**WHAT IS ASKED**:
Copy each line with the word "from" in it.

[Data records]
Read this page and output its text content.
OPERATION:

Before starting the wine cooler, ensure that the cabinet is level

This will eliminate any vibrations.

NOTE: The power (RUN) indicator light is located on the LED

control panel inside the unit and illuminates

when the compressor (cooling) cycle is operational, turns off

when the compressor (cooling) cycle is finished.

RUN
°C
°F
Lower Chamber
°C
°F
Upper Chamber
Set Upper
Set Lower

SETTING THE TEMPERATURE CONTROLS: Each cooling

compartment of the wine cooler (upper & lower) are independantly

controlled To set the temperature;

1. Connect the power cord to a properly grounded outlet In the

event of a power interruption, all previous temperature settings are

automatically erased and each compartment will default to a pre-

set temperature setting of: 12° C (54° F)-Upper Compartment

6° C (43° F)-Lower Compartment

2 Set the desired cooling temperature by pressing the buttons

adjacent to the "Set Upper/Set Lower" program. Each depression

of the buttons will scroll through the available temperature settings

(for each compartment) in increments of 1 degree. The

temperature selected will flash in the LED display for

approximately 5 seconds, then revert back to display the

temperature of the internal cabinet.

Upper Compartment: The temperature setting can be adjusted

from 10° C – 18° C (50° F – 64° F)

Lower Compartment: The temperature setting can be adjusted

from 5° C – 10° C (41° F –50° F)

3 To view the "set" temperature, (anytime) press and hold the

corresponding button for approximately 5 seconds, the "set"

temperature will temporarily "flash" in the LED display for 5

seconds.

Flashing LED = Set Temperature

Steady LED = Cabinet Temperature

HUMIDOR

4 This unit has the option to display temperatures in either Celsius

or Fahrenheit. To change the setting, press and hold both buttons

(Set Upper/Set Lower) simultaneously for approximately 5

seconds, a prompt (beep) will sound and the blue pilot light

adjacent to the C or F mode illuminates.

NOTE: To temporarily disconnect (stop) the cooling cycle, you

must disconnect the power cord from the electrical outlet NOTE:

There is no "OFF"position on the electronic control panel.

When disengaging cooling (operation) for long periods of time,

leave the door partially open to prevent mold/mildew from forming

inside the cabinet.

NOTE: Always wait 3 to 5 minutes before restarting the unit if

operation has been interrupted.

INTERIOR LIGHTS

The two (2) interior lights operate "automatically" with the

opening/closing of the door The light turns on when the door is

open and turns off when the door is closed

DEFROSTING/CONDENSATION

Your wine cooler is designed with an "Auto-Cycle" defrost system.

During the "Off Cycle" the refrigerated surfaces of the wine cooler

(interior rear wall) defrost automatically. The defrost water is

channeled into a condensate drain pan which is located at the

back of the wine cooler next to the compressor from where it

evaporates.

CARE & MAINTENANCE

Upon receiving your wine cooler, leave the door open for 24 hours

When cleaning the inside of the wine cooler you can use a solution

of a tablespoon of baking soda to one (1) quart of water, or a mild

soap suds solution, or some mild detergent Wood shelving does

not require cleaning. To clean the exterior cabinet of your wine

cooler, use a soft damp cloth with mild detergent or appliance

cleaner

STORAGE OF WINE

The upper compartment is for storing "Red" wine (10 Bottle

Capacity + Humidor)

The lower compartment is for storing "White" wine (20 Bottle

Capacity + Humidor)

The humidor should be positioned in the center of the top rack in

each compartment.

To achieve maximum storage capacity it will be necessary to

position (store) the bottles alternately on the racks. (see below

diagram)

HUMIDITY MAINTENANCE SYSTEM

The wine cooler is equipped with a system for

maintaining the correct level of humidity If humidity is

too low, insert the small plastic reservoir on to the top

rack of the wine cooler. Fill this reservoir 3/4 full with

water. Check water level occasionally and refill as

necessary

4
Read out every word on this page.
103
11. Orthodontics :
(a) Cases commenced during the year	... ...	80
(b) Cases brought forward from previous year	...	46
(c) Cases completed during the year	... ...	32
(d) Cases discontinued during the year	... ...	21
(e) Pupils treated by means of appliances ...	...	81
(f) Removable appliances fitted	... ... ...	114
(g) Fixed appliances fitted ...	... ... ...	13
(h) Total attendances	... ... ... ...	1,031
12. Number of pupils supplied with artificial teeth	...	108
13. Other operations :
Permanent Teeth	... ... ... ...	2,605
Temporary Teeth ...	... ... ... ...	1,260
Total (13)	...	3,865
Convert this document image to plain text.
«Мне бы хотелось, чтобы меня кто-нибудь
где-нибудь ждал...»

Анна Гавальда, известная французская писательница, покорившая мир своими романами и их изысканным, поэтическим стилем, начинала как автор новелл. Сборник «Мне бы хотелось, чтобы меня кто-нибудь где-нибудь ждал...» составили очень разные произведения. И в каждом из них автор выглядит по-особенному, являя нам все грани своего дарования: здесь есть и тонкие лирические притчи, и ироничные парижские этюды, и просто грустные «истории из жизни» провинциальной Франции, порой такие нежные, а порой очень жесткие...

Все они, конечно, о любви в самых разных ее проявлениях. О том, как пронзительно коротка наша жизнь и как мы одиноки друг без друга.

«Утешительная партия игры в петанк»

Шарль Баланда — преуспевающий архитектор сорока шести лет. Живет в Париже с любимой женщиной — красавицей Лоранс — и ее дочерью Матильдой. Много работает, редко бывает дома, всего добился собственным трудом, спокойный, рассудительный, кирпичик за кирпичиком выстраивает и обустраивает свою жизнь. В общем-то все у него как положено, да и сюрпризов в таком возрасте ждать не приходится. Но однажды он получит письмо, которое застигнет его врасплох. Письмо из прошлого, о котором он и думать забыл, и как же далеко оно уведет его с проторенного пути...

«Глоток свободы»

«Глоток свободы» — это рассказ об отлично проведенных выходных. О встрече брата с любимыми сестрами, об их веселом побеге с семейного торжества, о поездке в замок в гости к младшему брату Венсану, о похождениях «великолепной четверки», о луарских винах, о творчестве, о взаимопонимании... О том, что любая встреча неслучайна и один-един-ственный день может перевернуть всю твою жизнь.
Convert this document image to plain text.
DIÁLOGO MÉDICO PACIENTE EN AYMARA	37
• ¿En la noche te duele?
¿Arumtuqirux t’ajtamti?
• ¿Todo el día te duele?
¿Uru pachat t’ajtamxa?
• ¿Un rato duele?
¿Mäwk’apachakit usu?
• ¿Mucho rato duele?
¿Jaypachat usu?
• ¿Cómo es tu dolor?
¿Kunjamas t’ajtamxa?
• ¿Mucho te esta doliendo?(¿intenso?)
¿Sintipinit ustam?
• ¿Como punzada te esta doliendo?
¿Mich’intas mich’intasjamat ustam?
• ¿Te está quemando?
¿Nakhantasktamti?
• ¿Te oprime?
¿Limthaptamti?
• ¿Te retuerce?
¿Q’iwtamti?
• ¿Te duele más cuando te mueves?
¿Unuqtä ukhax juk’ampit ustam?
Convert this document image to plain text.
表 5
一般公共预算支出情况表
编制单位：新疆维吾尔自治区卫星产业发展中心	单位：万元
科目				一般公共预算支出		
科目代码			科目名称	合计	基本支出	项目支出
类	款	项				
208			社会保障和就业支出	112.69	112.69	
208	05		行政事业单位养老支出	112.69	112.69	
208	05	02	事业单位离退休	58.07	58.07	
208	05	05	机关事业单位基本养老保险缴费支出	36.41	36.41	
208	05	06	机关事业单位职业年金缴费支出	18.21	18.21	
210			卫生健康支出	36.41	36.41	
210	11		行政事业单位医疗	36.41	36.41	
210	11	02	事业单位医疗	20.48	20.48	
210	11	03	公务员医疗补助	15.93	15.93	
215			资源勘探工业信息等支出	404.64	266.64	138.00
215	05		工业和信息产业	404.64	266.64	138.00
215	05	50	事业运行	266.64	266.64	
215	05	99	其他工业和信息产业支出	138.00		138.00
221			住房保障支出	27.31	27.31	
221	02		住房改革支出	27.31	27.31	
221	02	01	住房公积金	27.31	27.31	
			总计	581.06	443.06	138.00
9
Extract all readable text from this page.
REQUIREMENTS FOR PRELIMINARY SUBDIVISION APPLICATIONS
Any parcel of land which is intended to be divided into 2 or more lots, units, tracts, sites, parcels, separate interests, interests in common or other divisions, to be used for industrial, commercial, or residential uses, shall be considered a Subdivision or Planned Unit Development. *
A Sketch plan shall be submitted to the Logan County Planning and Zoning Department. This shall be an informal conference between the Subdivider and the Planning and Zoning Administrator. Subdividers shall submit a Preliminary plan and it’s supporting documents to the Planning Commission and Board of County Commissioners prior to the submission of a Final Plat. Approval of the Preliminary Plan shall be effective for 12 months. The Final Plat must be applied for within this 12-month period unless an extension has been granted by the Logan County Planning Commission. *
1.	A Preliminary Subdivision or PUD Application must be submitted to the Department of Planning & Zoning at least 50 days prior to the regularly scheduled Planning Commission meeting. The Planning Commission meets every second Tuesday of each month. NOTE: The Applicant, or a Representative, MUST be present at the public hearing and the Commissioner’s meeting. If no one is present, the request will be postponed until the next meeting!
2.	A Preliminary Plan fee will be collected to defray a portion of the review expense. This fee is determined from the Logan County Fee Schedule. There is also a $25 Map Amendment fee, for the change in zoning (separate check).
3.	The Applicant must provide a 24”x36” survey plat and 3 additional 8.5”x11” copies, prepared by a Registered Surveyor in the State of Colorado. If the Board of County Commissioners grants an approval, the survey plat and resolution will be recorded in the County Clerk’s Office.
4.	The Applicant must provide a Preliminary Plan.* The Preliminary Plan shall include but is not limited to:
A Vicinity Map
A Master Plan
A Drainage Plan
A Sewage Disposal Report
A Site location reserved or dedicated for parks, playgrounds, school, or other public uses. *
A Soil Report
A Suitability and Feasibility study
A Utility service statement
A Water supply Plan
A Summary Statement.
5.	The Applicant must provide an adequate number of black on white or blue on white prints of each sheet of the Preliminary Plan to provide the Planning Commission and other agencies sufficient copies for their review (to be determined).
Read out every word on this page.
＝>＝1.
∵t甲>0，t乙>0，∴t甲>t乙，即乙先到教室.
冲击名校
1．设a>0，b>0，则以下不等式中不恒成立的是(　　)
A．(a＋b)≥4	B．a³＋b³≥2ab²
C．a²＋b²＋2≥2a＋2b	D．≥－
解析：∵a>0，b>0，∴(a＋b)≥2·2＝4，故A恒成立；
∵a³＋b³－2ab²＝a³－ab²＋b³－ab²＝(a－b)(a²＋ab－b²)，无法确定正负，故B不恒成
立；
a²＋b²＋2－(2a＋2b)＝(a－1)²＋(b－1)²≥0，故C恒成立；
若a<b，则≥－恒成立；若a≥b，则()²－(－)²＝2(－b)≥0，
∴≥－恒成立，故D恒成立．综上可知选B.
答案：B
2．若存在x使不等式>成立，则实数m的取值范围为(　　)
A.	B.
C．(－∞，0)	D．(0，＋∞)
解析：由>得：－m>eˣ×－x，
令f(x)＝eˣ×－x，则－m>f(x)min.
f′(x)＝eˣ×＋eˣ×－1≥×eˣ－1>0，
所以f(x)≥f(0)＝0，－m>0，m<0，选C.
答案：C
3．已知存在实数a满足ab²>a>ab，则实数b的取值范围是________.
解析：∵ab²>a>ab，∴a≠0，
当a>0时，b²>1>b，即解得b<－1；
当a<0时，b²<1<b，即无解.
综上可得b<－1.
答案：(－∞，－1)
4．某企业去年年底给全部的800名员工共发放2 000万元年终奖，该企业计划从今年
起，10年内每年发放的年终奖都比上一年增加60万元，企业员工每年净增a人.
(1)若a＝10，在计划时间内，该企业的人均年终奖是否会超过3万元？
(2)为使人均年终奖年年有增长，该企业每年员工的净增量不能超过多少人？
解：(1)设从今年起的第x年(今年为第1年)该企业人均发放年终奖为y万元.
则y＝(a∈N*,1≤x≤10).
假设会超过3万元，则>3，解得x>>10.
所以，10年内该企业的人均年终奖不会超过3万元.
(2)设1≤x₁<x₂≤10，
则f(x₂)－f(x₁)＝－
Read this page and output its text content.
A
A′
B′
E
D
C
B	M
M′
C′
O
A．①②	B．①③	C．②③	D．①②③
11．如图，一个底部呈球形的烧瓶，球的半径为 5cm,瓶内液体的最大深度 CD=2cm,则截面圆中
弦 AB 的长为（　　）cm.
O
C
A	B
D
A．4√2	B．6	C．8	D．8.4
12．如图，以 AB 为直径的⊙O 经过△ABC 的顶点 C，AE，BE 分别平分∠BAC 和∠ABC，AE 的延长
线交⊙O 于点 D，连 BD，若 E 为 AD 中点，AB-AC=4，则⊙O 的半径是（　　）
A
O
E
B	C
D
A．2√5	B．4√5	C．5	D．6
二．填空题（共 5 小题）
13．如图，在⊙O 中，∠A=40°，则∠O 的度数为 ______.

**TASK ANSWER**:
from 10° C – 18° C (50° F – 64° F)
from 5° C – 10° C (41° F –50° F)
must disconnect the power cord from the electrical outlet NOTE:
leave the door partially open to prevent mold/mildew from forming
back of the wine cooler next to the compressor from where it
(b) Cases brought forward from previous year	...	46
Extract all readable text from this page.
2.	A Preliminary Plan fee will be collected to defray a portion of the review expense. This fee is determined from the Logan County Fee Schedule. There is also a $25 Map Amendment fee, for the change in zoning (separate check).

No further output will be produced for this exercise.